-- WHAT THE TASK ASKS --
Each line of the data that includes the string "title" is to be copied out.

— begin —

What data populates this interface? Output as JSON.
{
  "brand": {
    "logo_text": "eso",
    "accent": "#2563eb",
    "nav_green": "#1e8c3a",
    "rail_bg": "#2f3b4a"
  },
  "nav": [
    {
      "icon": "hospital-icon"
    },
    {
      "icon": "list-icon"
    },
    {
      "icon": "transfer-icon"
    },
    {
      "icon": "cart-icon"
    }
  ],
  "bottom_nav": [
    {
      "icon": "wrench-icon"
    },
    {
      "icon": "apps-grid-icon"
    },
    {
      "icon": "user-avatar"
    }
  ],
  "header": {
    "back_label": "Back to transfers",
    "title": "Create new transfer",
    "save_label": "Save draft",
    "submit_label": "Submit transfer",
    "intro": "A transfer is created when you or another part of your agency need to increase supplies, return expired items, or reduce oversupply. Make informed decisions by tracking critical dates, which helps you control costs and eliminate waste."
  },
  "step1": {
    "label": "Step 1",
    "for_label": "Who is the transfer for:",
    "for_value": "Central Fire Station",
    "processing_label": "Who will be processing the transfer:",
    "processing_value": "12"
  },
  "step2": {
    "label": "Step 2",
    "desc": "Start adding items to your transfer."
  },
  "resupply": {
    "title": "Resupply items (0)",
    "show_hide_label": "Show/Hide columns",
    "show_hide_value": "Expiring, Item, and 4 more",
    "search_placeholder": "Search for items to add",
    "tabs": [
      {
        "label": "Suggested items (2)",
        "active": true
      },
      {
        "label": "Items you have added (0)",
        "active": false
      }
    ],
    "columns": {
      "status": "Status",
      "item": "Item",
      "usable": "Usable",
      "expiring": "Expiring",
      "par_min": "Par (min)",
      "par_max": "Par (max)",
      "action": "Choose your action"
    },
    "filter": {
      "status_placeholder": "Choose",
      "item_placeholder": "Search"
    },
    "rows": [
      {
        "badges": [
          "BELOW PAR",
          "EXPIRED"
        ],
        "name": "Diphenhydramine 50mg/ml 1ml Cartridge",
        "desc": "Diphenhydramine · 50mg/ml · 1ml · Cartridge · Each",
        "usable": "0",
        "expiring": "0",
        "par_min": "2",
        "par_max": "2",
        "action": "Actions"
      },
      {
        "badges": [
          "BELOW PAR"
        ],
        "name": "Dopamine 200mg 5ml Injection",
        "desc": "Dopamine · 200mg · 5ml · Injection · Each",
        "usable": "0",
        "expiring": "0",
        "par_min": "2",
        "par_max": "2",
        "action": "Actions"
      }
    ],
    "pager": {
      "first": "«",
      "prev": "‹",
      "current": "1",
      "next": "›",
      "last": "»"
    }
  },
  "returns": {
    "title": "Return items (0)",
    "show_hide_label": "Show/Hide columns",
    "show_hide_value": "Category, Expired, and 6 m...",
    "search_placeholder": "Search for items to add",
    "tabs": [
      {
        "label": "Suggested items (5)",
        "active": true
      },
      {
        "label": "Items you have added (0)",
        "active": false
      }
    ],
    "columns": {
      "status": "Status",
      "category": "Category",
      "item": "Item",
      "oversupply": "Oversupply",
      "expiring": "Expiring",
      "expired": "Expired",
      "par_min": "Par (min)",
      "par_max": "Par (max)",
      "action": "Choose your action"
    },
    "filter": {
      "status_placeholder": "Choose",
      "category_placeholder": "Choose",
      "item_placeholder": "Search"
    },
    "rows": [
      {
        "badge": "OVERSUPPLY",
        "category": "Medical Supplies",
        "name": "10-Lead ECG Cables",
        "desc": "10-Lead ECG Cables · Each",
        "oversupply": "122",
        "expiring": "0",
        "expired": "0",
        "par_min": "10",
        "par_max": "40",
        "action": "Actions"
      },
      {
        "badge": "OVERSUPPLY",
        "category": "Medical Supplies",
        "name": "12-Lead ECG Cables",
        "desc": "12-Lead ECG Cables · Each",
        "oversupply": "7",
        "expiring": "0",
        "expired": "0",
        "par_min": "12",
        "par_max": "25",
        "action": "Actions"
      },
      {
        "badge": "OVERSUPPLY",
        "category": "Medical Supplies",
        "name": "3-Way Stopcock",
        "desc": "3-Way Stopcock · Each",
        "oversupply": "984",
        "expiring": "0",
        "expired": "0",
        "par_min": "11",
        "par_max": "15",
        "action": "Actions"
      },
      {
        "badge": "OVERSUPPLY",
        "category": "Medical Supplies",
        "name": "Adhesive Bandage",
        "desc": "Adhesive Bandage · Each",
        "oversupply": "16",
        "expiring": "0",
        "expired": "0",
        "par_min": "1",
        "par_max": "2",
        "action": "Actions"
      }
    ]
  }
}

— end —

-- REPLY TO THE EXERCISE --
    "title": "Create new transfer",
    "title": "Resupply items (0)",
    "title": "Return items (0)",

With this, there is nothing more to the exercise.